- Excerpted records

___

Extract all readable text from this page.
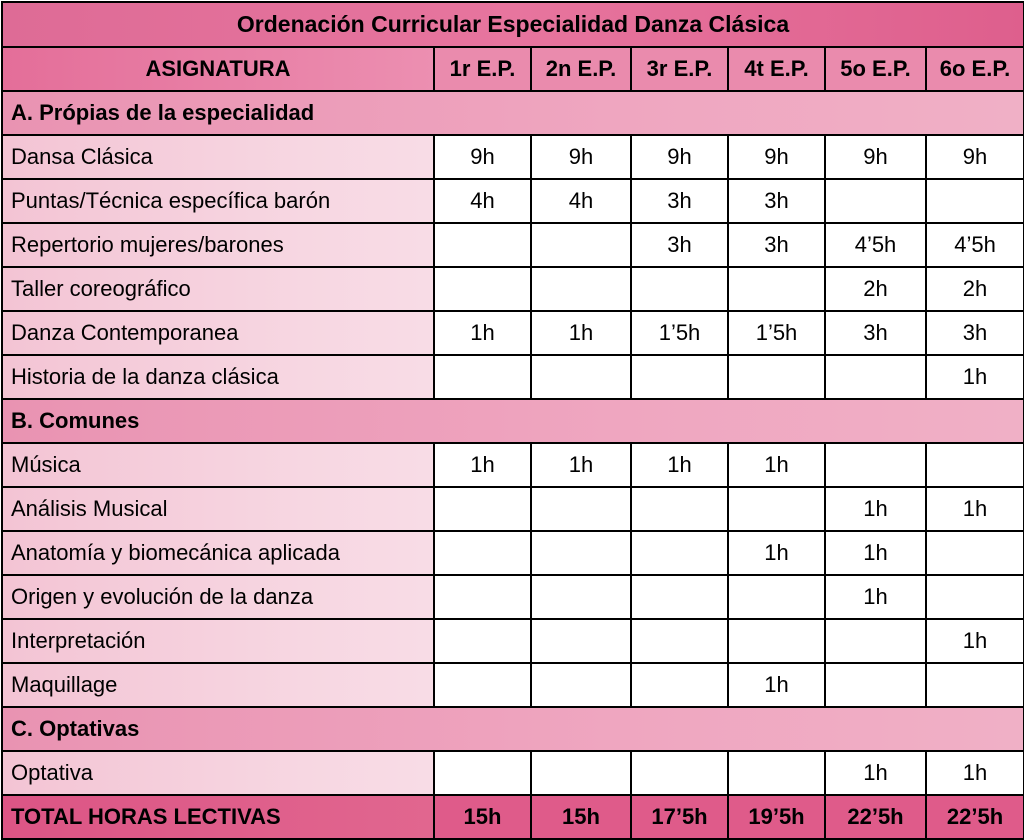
Ordenación Curricular Especialidad Danza Clásica						
ASIGNATURA	1r E.P.	2n E.P.	3r E.P.	4t E.P.	5o E.P.	6o E.P.
A. Própias de la especialidad						
Dansa Clásica	9h	9h	9h	9h	9h	9h
Puntas/Técnica específica barón	4h	4h	3h	3h		
Repertorio mujeres/barones			3h	3h	4’5h	4’5h
Taller coreográfico					2h	2h
Danza Contemporanea	1h	1h	1’5h	1’5h	3h	3h
Historia de la danza clásica						1h
B. Comunes						
Música	1h	1h	1h	1h		
Análisis Musical					1h	1h
Anatomía y biomecánica aplicada				1h	1h	
Origen y evolución de la danza					1h	
Interpretación						1h
Maquillage				1h		
C. Optativas						
Optativa					1h	1h
TOTAL HORAS LECTIVAS	15h	15h	17’5h	19’5h	22’5h	22’5h
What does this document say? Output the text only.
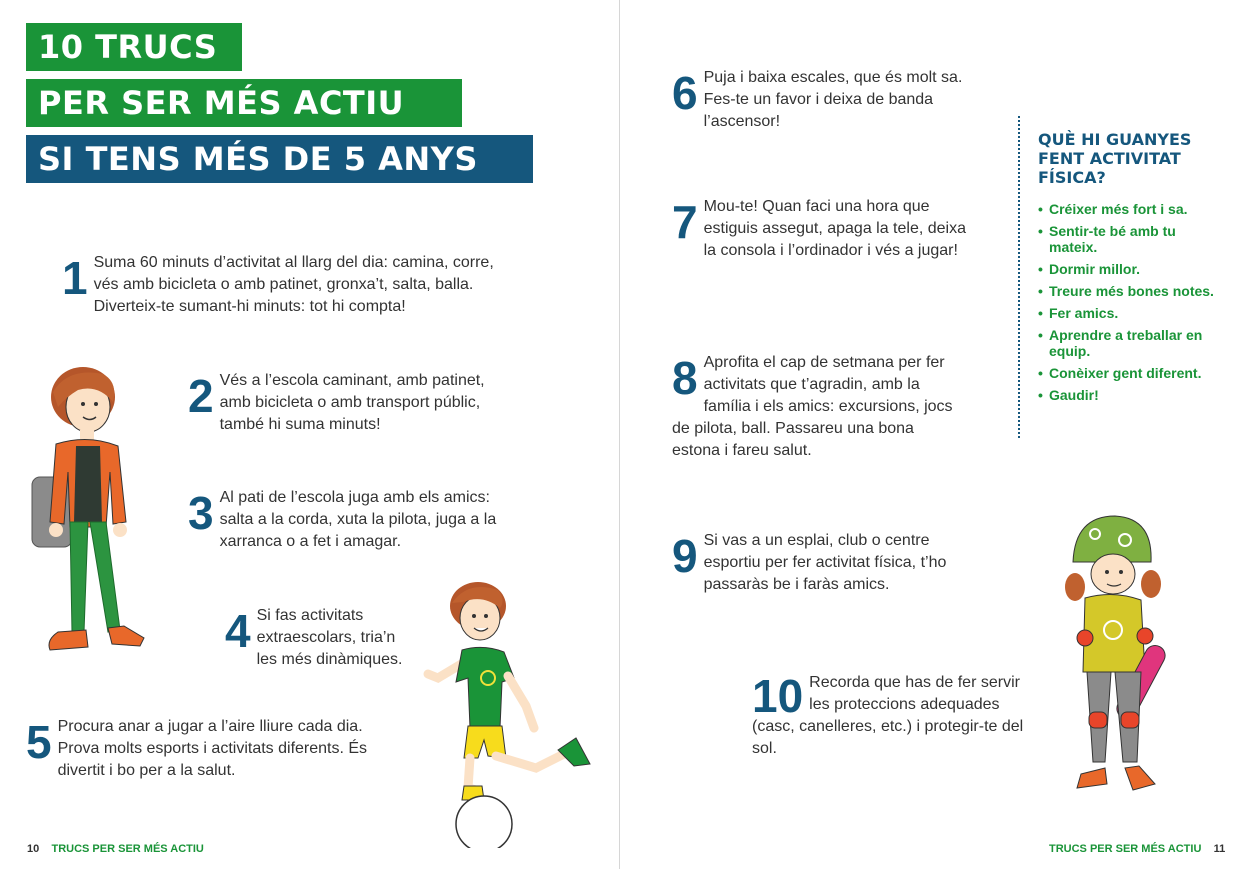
10 TRUCS
PER SER MÉS ACTIU
SI TENS MÉS DE 5 ANYS
1 Suma 60 minuts d’activitat al llarg del dia: camina, corre, vés amb bicicleta o amb patinet, gronxa’t, salta, balla. Diverteix-te sumant-hi minuts: tot hi compta!

2 Vés a l’escola caminant, amb patinet, amb bicicleta o amb transport públic, també hi suma minuts!

3 Al pati de l’escola juga amb els amics: salta a la corda, xuta la pilota, juga a la xarranca o a fet i amagar.

4 Si fas activitats extraescolars, tria’n les més dinàmiques.

5 Procura anar a jugar a l’aire lliure cada dia. Prova molts esports i activitats diferents. És divertit i bo per a la salut.

6 Puja i baixa escales, que és molt sa. Fes-te un favor i deixa de banda l’ascensor!

7 Mou-te! Quan faci una hora que estiguis assegut, apaga la tele, deixa la consola i l’ordinador i vés a jugar!

8 Aprofita el cap de setmana per fer activitats que t’agradin, amb la família i els amics: excursions, jocs de pilota, ball. Passareu una bona estona i fareu salut.

9 Si vas a un esplai, club o centre esportiu per fer activitat física, t’ho passaràs be i faràs amics.

10 Recorda que has de fer servir les proteccions adequades (casc, canelleres, etc.) i protegir-te del sol.

QUÈ HI GUANYES FENT ACTIVITAT FÍSICA?
• Créixer més fort i sa.
• Sentir-te bé amb tu mateix.
• Dormir millor.
• Treure més bones notes.
• Fer amics.
• Aprendre a treballar en equip.
• Conèixer gent diferent.
• Gaudir!
10 TRUCS PER SER MÉS ACTIU	TRUCS PER SER MÉS ACTIU 11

___

- What you need to do
From the listing above, pick out every line containing "patinet".

- Answer below
1 Suma 60 minuts d’activitat al llarg del dia: camina, corre, vés amb bicicleta o amb patinet, gronxa’t, salta, balla. Diverteix-te sumant-hi minuts: tot hi compta!
2 Vés a l’escola caminant, amb patinet, amb bicicleta o amb transport públic, també hi suma minuts!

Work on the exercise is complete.